● **Written instruction**: Every line of the material below should be repeated exactly.

Data excerpts
----
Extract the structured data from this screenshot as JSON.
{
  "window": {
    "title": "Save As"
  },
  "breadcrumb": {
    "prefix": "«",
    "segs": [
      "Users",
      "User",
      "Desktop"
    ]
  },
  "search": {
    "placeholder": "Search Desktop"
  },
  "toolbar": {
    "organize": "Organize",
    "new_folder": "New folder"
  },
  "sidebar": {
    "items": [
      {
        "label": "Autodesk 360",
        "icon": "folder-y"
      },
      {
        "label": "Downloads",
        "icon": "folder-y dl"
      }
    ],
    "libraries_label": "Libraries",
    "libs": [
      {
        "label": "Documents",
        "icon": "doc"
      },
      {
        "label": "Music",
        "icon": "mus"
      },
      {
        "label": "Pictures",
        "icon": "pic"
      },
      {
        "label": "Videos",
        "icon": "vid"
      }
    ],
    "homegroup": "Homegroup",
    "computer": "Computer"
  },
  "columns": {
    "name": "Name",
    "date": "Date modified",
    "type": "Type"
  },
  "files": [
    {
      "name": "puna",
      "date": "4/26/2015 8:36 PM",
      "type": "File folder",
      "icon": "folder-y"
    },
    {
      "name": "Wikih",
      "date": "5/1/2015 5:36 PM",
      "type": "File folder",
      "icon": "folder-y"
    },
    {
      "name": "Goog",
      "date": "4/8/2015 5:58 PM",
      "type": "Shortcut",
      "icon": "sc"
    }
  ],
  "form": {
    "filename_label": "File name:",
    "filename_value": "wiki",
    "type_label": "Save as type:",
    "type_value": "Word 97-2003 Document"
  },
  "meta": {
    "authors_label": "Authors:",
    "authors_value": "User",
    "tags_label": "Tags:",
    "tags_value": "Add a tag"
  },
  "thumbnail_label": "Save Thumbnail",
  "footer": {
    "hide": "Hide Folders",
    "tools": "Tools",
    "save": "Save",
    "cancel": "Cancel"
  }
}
----
● **Exercise output**:
Extract the structured data from this screenshot as JSON.
{
  "window": {
    "title": "Save As"
  },
  "breadcrumb": {
    "prefix": "«",
    "segs": [
      "Users",
      "User",
      "Desktop"
    ]
  },
  "search": {
    "placeholder": "Search Desktop"
  },
  "toolbar": {
    "organize": "Organize",
    "new_folder": "New folder"
  },
  "sidebar": {
    "items": [
      {
        "label": "Autodesk 360",
        "icon": "folder-y"
      },
      {
        "label": "Downloads",
        "icon": "folder-y dl"
      }
    ],
    "libraries_label": "Libraries",
    "libs": [
      {
        "label": "Documents",
        "icon": "doc"
      },
      {
        "label": "Music",
        "icon": "mus"
      },
      {
        "label": "Pictures",
        "icon": "pic"
      },
      {
        "label": "Videos",
        "icon": "vid"
      }
    ],
    "homegroup": "Homegroup",
    "computer": "Computer"
  },
  "columns": {
    "name": "Name",
    "date": "Date modified",
    "type": "Type"
  },
  "files": [
    {
      "name": "puna",
      "date": "4/26/2015 8:36 PM",
      "type": "File folder",
      "icon": "folder-y"
    },
    {
      "name": "Wikih",
      "date": "5/1/2015 5:36 PM",
      "type": "File folder",
      "icon": "folder-y"
    },
    {
      "name": "Goog",
      "date": "4/8/2015 5:58 PM",
      "type": "Shortcut",
      "icon": "sc"
    }
  ],
  "form": {
    "filename_label": "File name:",
    "filename_value": "wiki",
    "type_label": "Save as type:",
    "type_value": "Word 97-2003 Document"
  },
  "meta": {
    "authors_label": "Authors:",
    "authors_value": "User",
    "tags_label": "Tags:",
    "tags_value": "Add a tag"
  },
  "thumbnail_label": "Save Thumbnail",
  "footer": {
    "hide": "Hide Folders",
    "tools": "Tools",
    "save": "Save",
    "cancel": "Cancel"
  }
}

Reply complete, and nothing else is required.